How did you first get involved with Drupal?

Our foray into Drupal started with volunteering for a website for a public elementary school. We were impressed on how fast we could put together the site and make teachers and staff update their own content. From that point onwards, we have used Drupal for all of our content management and collaboration projects. Drupal’s extensible framework along with the large number of community contributed modules makes it very attractive as a platform for deploying content management solutions with custom integration.

What does CITI do and how do you work with Drupal?

Community IT Innovators (CITI) is an employee-owned company committed to helping social mission organizations effectively use technology. Since 1993, Community IT Innovators (CITI) has developed a successful, socially responsible mission-driven business model. We attract and retain highly skilled computer consultants committed to serving the nonprofit community. By combining technology expertise with a commitment to our clients' missions, we have provided unsurpassed service to more than 800 organizations.

CITI builds both small brochure sites based on drupal for local non-profits and large complex sites for international associations. CITI's drupal developers excel at integrating Drupal with existing systems, data migration, custom module development and empowering clients to understand how to leverage the full power the core and integral modules like CCK and Views.

How did you first get involved in Drupal development?

I was hired at CITI in March of 2007 to help start up an Open Source web development arm. CITI was already using OSS like MySQL and making all of our code available to clients, but they were looking to offer fully open source stack. We started looking at different CMSs like Joomla!, Plone and Drupal and in the end chose Drupal based on its community, developer-friendly code base and existing popularity with our client base of mission driven organizations.

Getting things up and running in an environment that was used to IIS and Coldfusion was a bit of a tough start, but we have some really smart people on board and everyone is always willing to learn new things. We got up to speed quickly and are coming into our own this year with launches of some pretty complex implementations and integrations.

What does Forum One do and how do you work with Drupal?

THINGS TO DO
1. Decide whether each statement below agrees with the Drupal interview. Answer yes or no for each, and quote the words of the interview that settle it.
(a) Community IT Innovators has provided service to more than 800 organizations.
(b) The speaker joined CITI in 2005 to start an Open Source web development arm.
(c) CITI considered Joomla! and Plone as well as Drupal before making its choice.
2. Print the part of the Drupal interview from "CITI builds both" up to and including "mission driven organizations.".

DATA SHOWN
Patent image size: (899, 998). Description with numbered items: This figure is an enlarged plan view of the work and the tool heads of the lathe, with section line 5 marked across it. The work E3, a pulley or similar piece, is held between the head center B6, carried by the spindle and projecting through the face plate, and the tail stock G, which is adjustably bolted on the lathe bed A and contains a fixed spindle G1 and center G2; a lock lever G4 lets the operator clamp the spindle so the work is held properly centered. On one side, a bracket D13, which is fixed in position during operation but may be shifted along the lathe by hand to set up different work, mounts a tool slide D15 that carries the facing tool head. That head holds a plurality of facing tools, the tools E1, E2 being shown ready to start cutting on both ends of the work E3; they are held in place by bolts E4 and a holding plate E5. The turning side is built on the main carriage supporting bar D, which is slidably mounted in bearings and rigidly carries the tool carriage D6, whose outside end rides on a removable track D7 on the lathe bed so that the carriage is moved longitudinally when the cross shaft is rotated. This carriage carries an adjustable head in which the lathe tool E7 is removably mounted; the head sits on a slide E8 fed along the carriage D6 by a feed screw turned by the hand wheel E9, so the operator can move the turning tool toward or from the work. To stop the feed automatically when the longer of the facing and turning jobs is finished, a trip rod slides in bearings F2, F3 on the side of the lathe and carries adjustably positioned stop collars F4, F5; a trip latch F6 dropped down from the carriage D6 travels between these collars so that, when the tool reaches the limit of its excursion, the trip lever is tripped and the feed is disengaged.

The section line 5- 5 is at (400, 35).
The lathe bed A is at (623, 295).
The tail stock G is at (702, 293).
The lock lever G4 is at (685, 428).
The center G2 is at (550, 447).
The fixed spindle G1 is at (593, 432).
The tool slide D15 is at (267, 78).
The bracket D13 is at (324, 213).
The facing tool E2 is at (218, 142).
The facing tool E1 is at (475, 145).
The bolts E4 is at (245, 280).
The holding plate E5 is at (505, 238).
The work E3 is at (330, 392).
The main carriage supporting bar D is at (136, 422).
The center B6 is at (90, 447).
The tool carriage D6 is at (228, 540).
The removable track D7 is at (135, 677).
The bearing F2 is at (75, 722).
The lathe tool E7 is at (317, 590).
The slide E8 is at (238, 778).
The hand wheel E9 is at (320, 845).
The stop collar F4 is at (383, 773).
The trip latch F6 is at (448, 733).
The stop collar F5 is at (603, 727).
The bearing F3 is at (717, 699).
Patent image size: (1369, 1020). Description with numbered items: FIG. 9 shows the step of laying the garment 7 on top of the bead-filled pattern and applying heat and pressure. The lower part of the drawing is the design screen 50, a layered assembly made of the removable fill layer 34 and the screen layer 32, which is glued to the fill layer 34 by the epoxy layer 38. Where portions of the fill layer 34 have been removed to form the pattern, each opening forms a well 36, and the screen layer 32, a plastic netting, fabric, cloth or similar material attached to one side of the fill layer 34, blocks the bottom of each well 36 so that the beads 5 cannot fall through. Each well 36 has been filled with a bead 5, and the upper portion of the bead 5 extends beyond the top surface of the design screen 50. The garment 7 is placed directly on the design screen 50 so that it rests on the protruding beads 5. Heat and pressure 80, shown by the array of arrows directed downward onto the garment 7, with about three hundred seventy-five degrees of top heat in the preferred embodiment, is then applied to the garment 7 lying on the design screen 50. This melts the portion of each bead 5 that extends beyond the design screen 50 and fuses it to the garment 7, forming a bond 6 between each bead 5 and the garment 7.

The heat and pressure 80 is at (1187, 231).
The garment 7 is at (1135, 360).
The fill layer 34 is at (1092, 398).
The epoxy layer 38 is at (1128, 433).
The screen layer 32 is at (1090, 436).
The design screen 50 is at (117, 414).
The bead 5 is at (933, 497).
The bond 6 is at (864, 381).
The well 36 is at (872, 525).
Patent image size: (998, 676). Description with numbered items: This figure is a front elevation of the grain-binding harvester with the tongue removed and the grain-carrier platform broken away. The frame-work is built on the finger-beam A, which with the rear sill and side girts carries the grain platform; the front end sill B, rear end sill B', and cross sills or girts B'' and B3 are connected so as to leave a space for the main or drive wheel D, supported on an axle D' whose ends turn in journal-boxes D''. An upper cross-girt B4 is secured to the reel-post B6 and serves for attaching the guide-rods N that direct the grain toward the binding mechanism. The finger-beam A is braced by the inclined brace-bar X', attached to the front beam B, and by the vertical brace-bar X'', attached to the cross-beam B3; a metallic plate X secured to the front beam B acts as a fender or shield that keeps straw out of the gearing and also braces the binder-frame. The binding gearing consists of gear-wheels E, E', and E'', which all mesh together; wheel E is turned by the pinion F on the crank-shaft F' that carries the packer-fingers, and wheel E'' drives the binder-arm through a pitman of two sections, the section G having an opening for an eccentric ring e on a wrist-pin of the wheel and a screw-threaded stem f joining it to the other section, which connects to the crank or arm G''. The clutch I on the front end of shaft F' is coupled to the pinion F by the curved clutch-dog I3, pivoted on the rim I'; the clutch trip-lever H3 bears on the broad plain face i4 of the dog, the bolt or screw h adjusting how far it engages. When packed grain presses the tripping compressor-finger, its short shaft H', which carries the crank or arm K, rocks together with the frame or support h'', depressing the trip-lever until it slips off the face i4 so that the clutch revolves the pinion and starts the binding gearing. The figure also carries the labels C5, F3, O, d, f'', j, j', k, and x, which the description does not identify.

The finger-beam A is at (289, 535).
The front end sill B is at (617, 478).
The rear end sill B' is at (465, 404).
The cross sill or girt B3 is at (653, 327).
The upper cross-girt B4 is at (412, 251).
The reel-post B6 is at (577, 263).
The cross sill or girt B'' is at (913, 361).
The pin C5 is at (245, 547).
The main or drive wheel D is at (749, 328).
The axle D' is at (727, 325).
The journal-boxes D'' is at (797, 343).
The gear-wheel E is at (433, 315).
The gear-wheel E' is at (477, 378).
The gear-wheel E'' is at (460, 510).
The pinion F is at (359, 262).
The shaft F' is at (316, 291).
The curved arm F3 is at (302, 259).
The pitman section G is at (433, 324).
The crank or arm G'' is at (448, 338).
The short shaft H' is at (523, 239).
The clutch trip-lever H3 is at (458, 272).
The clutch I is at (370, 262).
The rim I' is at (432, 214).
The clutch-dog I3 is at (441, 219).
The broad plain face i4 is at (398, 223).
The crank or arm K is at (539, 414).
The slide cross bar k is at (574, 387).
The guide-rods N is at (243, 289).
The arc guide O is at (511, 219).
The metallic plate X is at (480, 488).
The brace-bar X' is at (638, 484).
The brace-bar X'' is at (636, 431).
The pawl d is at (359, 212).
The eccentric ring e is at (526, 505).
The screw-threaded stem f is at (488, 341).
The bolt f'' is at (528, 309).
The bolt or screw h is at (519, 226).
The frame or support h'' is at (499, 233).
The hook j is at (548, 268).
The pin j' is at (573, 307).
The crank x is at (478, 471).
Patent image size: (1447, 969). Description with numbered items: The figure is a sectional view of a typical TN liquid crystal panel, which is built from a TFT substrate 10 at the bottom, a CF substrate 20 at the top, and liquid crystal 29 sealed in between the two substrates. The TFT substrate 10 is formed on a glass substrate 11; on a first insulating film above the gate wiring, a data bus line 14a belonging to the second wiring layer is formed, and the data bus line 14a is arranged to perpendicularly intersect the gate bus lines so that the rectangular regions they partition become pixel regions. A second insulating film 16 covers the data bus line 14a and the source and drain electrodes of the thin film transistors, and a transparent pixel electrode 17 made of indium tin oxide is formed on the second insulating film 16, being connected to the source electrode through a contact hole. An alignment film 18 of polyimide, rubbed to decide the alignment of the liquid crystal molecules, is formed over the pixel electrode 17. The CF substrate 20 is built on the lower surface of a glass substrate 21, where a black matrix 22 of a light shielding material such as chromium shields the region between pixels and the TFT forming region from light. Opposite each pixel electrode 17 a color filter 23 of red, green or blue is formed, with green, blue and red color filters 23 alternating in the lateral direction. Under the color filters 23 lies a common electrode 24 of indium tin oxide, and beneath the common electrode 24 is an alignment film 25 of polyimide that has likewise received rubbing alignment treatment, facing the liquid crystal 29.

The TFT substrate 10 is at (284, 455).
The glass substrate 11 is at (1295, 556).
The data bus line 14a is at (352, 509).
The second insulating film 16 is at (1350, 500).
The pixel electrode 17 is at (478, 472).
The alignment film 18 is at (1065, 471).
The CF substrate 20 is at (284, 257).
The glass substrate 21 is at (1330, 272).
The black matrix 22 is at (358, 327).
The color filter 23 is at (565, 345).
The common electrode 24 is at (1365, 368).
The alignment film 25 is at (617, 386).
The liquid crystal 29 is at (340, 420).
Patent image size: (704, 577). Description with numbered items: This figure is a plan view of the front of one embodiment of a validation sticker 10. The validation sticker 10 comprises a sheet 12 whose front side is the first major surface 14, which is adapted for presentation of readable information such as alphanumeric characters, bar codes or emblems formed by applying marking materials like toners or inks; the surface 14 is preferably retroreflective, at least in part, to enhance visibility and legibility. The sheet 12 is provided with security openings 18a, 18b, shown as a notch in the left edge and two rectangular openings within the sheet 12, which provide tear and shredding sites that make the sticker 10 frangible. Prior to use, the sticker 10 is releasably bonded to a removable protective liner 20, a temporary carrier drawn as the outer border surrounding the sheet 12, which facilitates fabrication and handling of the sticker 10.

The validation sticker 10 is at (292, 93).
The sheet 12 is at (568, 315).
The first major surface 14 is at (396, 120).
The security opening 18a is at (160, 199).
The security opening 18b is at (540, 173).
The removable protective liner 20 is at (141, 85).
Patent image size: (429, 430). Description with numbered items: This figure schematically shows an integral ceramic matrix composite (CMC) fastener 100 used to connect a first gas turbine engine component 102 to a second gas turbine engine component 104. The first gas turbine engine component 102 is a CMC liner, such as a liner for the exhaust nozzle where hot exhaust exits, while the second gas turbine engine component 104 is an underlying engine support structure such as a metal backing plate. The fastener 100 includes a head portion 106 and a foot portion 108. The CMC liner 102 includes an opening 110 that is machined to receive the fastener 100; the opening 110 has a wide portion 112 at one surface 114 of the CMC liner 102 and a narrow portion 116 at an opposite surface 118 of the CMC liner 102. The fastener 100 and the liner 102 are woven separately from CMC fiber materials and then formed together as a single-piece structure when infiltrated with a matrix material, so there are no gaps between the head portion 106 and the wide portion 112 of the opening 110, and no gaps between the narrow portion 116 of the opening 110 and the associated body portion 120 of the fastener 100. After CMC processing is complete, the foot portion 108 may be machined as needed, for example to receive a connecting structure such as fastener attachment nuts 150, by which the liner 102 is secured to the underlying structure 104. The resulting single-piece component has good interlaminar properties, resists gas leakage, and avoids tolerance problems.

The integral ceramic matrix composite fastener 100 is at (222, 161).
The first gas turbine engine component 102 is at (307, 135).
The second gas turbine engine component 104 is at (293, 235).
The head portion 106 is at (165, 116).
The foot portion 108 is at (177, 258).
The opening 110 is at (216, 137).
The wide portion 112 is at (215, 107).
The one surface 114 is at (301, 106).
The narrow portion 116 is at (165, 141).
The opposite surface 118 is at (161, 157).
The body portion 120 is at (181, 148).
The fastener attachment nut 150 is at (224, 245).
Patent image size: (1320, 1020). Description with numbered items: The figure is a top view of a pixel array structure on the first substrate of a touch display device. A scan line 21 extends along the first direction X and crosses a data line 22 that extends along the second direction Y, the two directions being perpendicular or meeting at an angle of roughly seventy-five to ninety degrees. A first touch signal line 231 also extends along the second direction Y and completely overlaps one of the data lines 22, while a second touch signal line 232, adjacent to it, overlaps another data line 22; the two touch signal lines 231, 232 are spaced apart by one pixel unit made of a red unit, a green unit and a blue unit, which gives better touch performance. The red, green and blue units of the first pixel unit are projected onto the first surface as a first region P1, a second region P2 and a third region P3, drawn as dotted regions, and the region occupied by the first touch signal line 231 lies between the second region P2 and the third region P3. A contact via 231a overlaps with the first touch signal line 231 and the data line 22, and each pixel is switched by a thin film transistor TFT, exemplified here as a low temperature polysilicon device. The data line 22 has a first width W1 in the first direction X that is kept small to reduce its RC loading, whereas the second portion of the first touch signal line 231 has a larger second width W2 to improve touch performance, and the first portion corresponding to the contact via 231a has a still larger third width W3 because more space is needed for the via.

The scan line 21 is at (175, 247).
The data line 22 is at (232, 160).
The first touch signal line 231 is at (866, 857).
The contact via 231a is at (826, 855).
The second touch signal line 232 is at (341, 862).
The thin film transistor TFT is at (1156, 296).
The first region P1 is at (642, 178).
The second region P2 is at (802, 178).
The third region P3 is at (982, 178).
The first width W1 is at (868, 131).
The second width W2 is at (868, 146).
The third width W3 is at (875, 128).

SOLUTION LIST
1.
(a) Yes: "we have provided unsurpassed service to more than 800 organizations"
(b) No: "I was hired at CITI in March of 2007 to help start up an Open Source web development arm"
(c) Yes: "We started looking at different CMSs like Joomla!, Plone and Drupal"

2.
CITI builds both small brochure sites based on drupal for local non-profits and large complex sites for international associations. CITI's drupal developers excel at integrating Drupal with existing systems, data migration, custom module development and empowering clients to understand how to leverage the full power the core and integral modules like CCK and Views.

How did you first get involved in Drupal development?

I was hired at CITI in March of 2007 to help start up an Open Source web development arm. CITI was already using OSS like MySQL and making all of our code available to clients, but they were looking to offer fully open source stack. We started looking at different CMSs like Joomla!, Plone and Drupal and in the end chose Drupal based on its community, developer-friendly code base and existing popularity with our client base of mission driven organizations.